To be done
Copy every line that mentions the word "detonation".

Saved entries

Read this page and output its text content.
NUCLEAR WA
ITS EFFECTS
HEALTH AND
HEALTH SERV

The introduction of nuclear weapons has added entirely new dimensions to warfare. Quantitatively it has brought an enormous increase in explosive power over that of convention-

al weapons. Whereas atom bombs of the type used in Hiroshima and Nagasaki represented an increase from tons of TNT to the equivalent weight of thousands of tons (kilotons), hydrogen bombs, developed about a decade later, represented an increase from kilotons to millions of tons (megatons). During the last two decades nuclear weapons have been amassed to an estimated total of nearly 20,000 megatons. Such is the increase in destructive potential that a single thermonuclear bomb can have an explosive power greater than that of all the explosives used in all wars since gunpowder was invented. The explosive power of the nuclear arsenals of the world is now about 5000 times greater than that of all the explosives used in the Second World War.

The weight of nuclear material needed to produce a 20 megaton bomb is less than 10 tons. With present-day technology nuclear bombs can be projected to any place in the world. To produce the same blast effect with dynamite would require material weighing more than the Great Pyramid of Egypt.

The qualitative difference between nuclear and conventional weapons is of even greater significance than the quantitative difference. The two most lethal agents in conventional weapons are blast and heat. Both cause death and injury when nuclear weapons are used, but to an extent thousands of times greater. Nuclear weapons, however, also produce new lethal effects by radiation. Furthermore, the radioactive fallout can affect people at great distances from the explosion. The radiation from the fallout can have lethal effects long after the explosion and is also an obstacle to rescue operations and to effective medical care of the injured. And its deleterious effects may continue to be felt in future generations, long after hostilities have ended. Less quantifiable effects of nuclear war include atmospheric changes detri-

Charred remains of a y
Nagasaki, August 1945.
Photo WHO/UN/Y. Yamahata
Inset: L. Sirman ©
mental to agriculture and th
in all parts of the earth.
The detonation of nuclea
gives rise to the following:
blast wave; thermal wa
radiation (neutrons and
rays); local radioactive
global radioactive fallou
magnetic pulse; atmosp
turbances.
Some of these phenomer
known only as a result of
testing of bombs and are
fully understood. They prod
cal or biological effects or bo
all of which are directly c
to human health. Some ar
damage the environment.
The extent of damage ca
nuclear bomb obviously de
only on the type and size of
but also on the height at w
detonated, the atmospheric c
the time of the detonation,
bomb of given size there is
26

Solution for this task
The detonation of nuclea
the time of the detonation,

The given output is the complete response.